What needs to be done
Write every line out verbatim and omit the pictures.

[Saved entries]

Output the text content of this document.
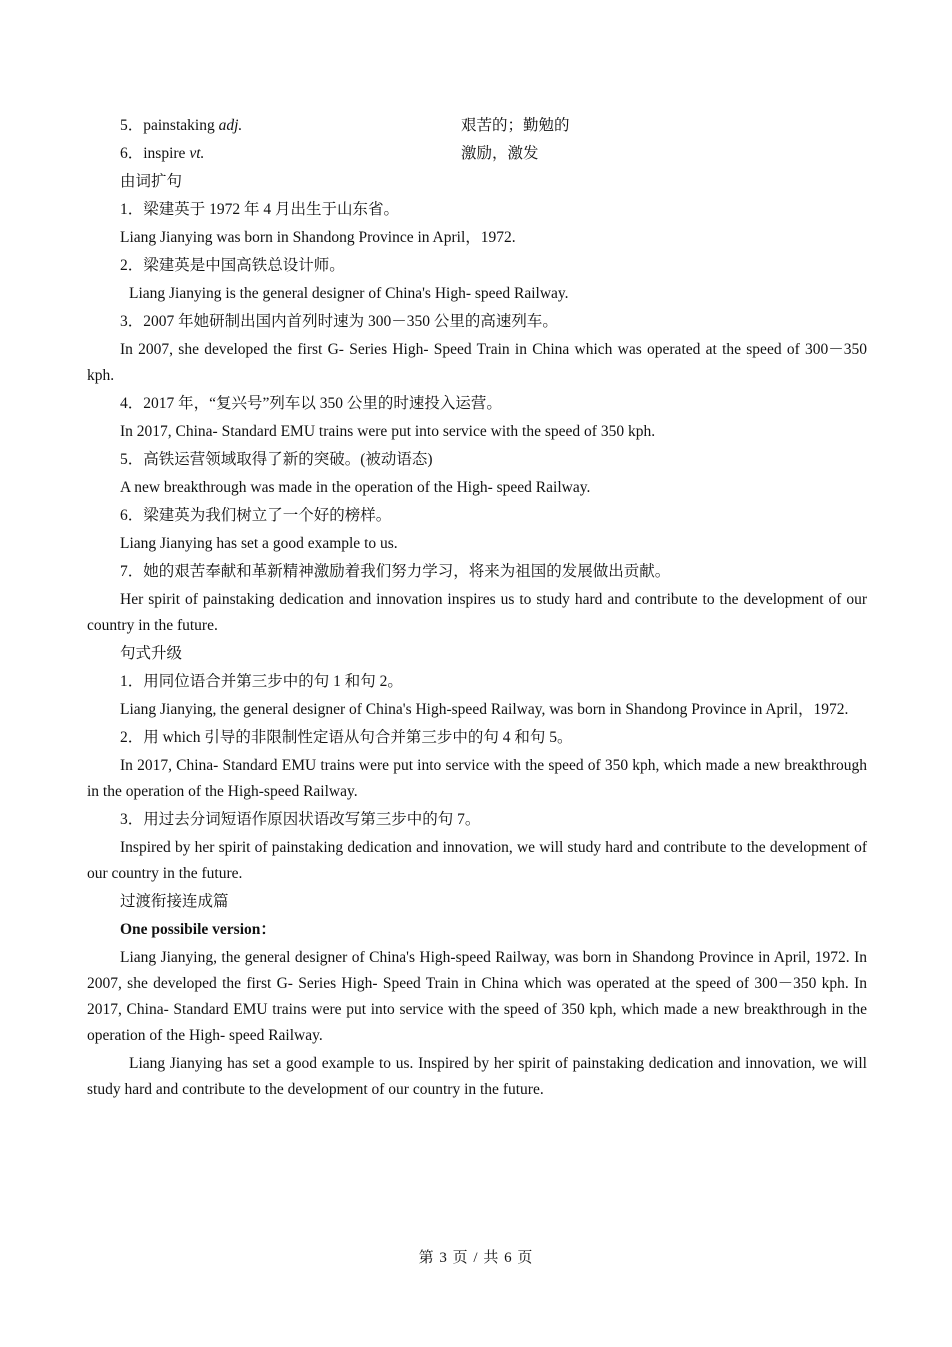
5．painstaking adj.	艰苦的；勤勉的
6．inspire vt.	激励，激发

由词扩句

1．梁建英于 1972 年 4 月出生于山东省。

Liang Jianying was born in Shandong Province in April，1972.

2．梁建英是中国高铁总设计师。

Liang Jianying is the general designer of China's High- speed Railway.

3．2007 年她研制出国内首列时速为 300－350 公里的高速列车。

In 2007, she developed the first G- Series High- Speed Train in China which was operated at the speed of 300－350 kph.

4．2017 年，“复兴号”列车以 350 公里的时速投入运营。

In 2017, China- Standard EMU trains were put into service with the speed of 350 kph.

5．高铁运营领域取得了新的突破。(被动语态)

A new breakthrough was made in the operation of the High- speed Railway.

6．梁建英为我们树立了一个好的榜样。

Liang Jianying has set a good example to us.

7．她的艰苦奉献和革新精神激励着我们努力学习，将来为祖国的发展做出贡献。

Her spirit of painstaking dedication and innovation inspires us to study hard and contribute to the development of our country in the future.

句式升级

1．用同位语合并第三步中的句 1 和句 2。

Liang Jianying, the general designer of China's High-speed Railway, was born in Shandong Province in April，1972.

2．用 which 引导的非限制性定语从句合并第三步中的句 4 和句 5。

In 2017, China- Standard EMU trains were put into service with the speed of 350 kph, which made a new breakthrough in the operation of the High-speed Railway.

3．用过去分词短语作原因状语改写第三步中的句 7。

Inspired by her spirit of painstaking dedication and innovation, we will study hard and contribute to the development of our country in the future.

过渡衔接连成篇

One possibile version：

Liang Jianying, the general designer of China's High-speed Railway, was born in Shandong Province in April, 1972. In 2007, she developed the first G- Series High- Speed Train in China which was operated at the speed of 300－350 kph. In 2017, China- Standard EMU trains were put into service with the speed of 350 kph, which made a new breakthrough in the operation of the High- speed Railway.

Liang Jianying has set a good example to us. Inspired by her spirit of painstaking dedication and innovation, we will study hard and contribute to the development of our country in the future.

第 3 页 / 共 6 页
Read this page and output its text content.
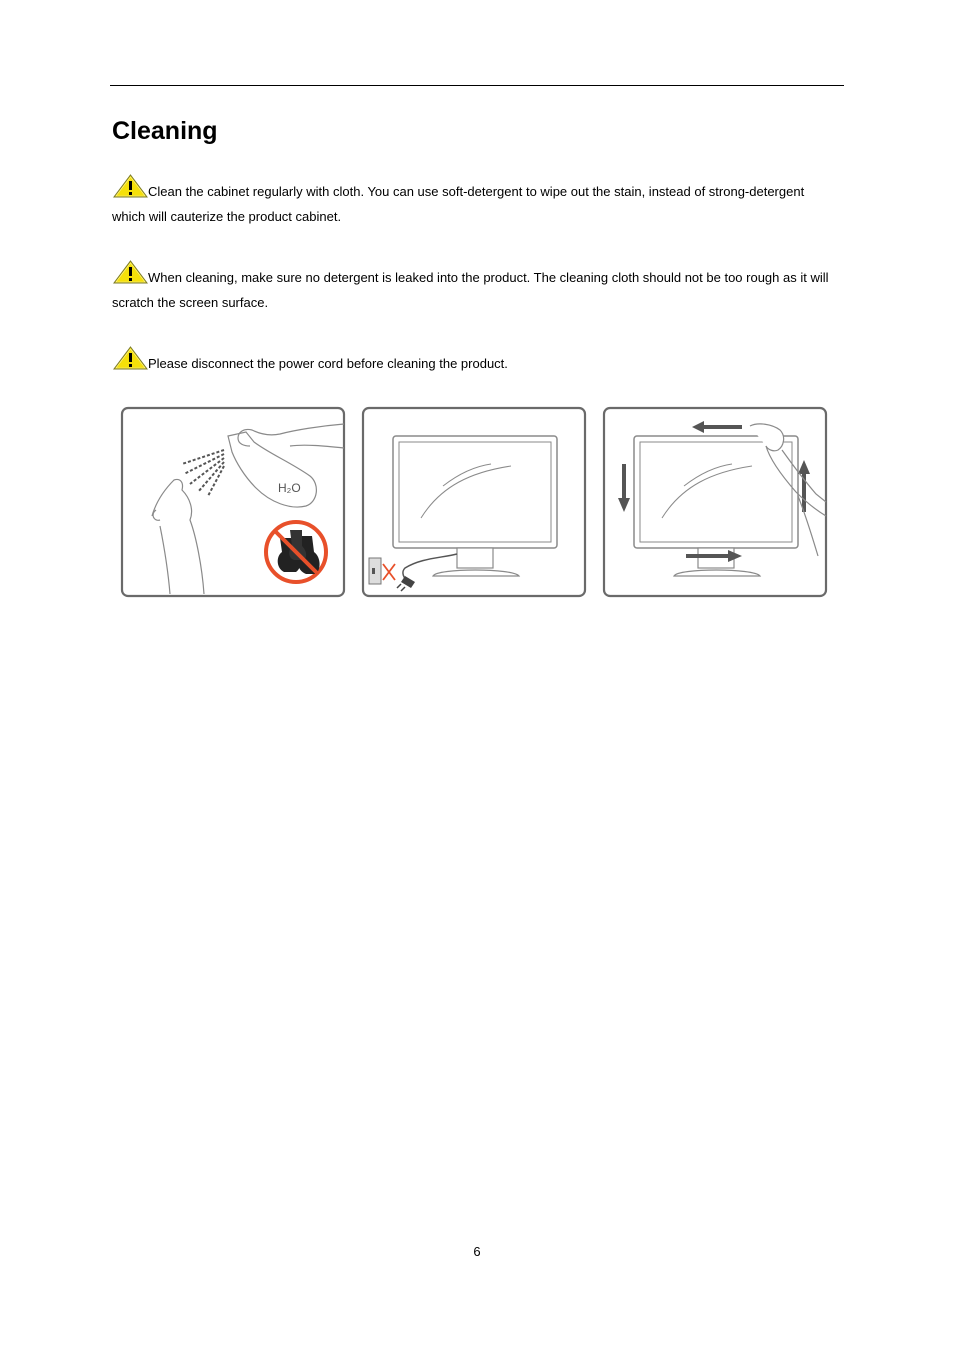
Cleaning

Clean the cabinet regularly with cloth. You can use soft-detergent to wipe out the stain, instead of strong-detergent which will cauterize the product cabinet.

When cleaning, make sure no detergent is leaked into the product. The cleaning cloth should not be too rough as it will scratch the screen surface.

Please disconnect the power cord before cleaning the product.

H₂O
6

Response to this exercise
Output the text content of this document.
5．painstaking adj.	艰苦的；勤勉的
6．inspire vt.	激励，激发

由词扩句

1．梁建英于 1972 年 4 月出生于山东省。

Liang Jianying was born in Shandong Province in April，1972.

2．梁建英是中国高铁总设计师。

Liang Jianying is the general designer of China's High- speed Railway.

3．2007 年她研制出国内首列时速为 300－350 公里的高速列车。

In 2007, she developed the first G- Series High- Speed Train in China which was operated at the speed of 300－350 kph.

4．2017 年，“复兴号”列车以 350 公里的时速投入运营。

In 2017, China- Standard EMU trains were put into service with the speed of 350 kph.

5．高铁运营领域取得了新的突破。(被动语态)

A new breakthrough was made in the operation of the High- speed Railway.

6．梁建英为我们树立了一个好的榜样。

Liang Jianying has set a good example to us.

7．她的艰苦奉献和革新精神激励着我们努力学习，将来为祖国的发展做出贡献。

Her spirit of painstaking dedication and innovation inspires us to study hard and contribute to the development of our country in the future.

句式升级

1．用同位语合并第三步中的句 1 和句 2。

Liang Jianying, the general designer of China's High-speed Railway, was born in Shandong Province in April，1972.

2．用 which 引导的非限制性定语从句合并第三步中的句 4 和句 5。

In 2017, China- Standard EMU trains were put into service with the speed of 350 kph, which made a new breakthrough in the operation of the High-speed Railway.

3．用过去分词短语作原因状语改写第三步中的句 7。

Inspired by her spirit of painstaking dedication and innovation, we will study hard and contribute to the development of our country in the future.

过渡衔接连成篇

One possibile version：

Liang Jianying, the general designer of China's High-speed Railway, was born in Shandong Province in April, 1972. In 2007, she developed the first G- Series High- Speed Train in China which was operated at the speed of 300－350 kph. In 2017, China- Standard EMU trains were put into service with the speed of 350 kph, which made a new breakthrough in the operation of the High- speed Railway.

Liang Jianying has set a good example to us. Inspired by her spirit of painstaking dedication and innovation, we will study hard and contribute to the development of our country in the future.

第 3 页 / 共 6 页
Read this page and output its text content.
Cleaning

Clean the cabinet regularly with cloth. You can use soft-detergent to wipe out the stain, instead of strong-detergent which will cauterize the product cabinet.

When cleaning, make sure no detergent is leaked into the product. The cleaning cloth should not be too rough as it will scratch the screen surface.

Please disconnect the power cord before cleaning the product.

H₂O
6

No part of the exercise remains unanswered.